• GIVEN INSTRUCTION: Write down every entry below once more, exactly.

• Dataset items:
>>>

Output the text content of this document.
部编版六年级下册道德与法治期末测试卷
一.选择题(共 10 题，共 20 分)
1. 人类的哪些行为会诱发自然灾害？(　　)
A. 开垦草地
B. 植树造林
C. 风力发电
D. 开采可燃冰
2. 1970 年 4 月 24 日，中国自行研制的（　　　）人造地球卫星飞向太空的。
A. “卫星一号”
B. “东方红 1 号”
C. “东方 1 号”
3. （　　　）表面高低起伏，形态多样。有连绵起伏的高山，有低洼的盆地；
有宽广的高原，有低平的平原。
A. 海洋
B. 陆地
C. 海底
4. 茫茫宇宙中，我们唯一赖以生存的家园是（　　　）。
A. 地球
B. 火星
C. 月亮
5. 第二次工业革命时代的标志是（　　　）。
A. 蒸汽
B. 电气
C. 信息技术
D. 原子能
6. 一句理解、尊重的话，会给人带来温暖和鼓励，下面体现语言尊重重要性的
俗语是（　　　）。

<<<

• RESPONSE TO THE EXERCISE:
Output the text content of this document.
部编版六年级下册道德与法治期末测试卷
一.选择题(共 10 题，共 20 分)
1. 人类的哪些行为会诱发自然灾害？(　　)
A. 开垦草地
B. 植树造林
C. 风力发电
D. 开采可燃冰
2. 1970 年 4 月 24 日，中国自行研制的（　　　）人造地球卫星飞向太空的。
A. “卫星一号”
B. “东方红 1 号”
C. “东方 1 号”
3. （　　　）表面高低起伏，形态多样。有连绵起伏的高山，有低洼的盆地；
有宽广的高原，有低平的平原。
A. 海洋
B. 陆地
C. 海底
4. 茫茫宇宙中，我们唯一赖以生存的家园是（　　　）。
A. 地球
B. 火星
C. 月亮
5. 第二次工业革命时代的标志是（　　　）。
A. 蒸汽
B. 电气
C. 信息技术
D. 原子能
6. 一句理解、尊重的话，会给人带来温暖和鼓励，下面体现语言尊重重要性的
俗语是（　　　）。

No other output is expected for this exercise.